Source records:
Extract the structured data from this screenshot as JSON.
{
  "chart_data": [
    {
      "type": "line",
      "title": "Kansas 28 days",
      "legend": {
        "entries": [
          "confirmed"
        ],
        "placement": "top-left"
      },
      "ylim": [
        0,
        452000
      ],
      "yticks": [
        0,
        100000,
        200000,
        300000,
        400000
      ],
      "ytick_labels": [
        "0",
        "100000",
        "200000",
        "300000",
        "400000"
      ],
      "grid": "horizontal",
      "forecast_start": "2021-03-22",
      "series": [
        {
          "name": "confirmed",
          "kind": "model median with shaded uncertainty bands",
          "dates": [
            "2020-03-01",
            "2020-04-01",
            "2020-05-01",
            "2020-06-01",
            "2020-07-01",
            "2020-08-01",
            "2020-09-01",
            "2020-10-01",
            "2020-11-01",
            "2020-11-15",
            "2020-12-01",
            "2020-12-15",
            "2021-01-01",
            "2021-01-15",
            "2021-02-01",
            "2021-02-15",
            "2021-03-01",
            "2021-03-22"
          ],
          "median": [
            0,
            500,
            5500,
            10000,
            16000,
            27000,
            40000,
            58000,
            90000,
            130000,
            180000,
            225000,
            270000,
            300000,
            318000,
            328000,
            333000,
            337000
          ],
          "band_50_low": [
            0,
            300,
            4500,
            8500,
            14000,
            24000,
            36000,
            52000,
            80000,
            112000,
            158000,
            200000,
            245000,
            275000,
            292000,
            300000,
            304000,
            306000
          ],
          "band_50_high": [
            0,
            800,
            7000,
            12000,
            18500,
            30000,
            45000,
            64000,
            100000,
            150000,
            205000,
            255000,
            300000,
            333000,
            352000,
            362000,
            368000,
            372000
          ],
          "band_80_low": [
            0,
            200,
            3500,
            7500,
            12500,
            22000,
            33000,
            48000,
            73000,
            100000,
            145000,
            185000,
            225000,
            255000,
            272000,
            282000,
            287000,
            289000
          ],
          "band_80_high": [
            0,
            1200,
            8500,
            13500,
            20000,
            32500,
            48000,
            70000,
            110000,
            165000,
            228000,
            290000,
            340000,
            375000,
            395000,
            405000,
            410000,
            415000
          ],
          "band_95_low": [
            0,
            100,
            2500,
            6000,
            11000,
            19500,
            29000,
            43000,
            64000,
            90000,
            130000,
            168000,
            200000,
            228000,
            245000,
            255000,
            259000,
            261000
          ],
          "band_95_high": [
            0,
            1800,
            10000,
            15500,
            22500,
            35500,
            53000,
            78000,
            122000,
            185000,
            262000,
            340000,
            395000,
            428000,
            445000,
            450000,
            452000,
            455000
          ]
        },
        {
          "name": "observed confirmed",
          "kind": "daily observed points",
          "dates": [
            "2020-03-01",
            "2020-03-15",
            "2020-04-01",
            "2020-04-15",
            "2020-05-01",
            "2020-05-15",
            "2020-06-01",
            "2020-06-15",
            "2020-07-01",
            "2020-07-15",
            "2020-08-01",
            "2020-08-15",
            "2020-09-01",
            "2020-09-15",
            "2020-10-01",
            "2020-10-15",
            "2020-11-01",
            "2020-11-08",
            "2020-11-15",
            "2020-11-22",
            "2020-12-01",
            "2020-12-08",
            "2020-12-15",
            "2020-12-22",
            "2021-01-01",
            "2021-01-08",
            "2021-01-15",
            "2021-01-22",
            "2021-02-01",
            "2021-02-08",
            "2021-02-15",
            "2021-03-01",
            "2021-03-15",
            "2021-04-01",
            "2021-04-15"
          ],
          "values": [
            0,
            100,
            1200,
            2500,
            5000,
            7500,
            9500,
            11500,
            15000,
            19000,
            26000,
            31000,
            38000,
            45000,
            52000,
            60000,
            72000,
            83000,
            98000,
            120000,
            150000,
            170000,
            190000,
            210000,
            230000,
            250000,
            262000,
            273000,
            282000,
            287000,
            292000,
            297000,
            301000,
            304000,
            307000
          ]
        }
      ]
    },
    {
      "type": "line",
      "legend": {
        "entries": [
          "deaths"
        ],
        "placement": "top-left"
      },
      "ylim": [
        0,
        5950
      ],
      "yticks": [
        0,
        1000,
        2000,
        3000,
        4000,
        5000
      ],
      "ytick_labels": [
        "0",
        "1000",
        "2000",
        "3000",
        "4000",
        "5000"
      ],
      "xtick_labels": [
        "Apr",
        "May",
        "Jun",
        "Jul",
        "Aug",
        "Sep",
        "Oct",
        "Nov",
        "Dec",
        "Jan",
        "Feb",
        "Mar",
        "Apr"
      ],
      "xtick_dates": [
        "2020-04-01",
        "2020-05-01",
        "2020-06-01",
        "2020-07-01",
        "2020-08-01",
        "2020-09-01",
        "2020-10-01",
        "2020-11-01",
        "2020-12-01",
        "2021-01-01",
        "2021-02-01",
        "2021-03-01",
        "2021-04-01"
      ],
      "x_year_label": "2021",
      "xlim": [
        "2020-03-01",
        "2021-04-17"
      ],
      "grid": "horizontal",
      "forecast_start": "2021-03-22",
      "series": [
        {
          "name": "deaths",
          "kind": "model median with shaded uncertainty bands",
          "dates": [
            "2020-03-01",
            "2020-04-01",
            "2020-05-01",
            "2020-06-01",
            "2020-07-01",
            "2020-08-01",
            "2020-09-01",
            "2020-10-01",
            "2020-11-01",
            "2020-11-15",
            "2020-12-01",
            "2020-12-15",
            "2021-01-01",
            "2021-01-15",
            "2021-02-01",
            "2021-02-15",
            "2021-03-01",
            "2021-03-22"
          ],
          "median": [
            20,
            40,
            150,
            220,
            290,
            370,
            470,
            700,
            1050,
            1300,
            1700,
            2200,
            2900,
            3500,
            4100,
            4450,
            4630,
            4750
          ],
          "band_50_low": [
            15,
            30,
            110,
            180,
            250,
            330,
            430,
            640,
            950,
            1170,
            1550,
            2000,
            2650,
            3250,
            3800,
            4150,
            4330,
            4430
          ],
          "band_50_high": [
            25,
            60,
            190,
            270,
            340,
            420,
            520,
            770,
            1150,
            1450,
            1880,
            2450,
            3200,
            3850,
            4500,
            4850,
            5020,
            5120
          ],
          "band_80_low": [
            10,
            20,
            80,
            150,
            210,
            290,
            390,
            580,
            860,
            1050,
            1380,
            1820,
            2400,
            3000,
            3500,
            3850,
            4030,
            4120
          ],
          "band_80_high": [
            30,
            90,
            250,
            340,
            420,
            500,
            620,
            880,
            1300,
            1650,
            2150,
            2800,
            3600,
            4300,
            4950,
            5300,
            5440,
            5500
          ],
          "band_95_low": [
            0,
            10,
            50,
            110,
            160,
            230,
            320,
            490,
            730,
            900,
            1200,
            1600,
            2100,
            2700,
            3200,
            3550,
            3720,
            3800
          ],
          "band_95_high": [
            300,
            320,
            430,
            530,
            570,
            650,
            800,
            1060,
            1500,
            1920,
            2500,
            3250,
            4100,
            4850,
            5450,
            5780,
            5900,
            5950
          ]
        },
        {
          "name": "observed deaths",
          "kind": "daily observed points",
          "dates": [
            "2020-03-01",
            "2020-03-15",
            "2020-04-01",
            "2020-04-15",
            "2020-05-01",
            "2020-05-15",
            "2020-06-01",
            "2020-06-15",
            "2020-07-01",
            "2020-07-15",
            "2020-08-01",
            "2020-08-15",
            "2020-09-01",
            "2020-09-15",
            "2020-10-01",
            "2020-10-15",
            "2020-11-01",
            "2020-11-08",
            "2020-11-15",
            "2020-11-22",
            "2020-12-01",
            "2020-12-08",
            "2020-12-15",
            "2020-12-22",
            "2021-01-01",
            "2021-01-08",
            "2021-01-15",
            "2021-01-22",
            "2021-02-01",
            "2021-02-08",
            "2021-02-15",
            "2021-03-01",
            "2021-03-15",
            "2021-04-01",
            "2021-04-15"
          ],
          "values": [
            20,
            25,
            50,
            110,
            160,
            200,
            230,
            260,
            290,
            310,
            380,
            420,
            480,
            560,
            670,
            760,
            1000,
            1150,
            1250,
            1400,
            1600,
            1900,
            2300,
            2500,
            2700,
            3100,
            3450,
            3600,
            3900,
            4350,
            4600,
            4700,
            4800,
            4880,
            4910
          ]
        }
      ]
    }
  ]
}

What to work on> Your reply is one number: how many lines of the records above contain the word "deaths".

Final answer> 3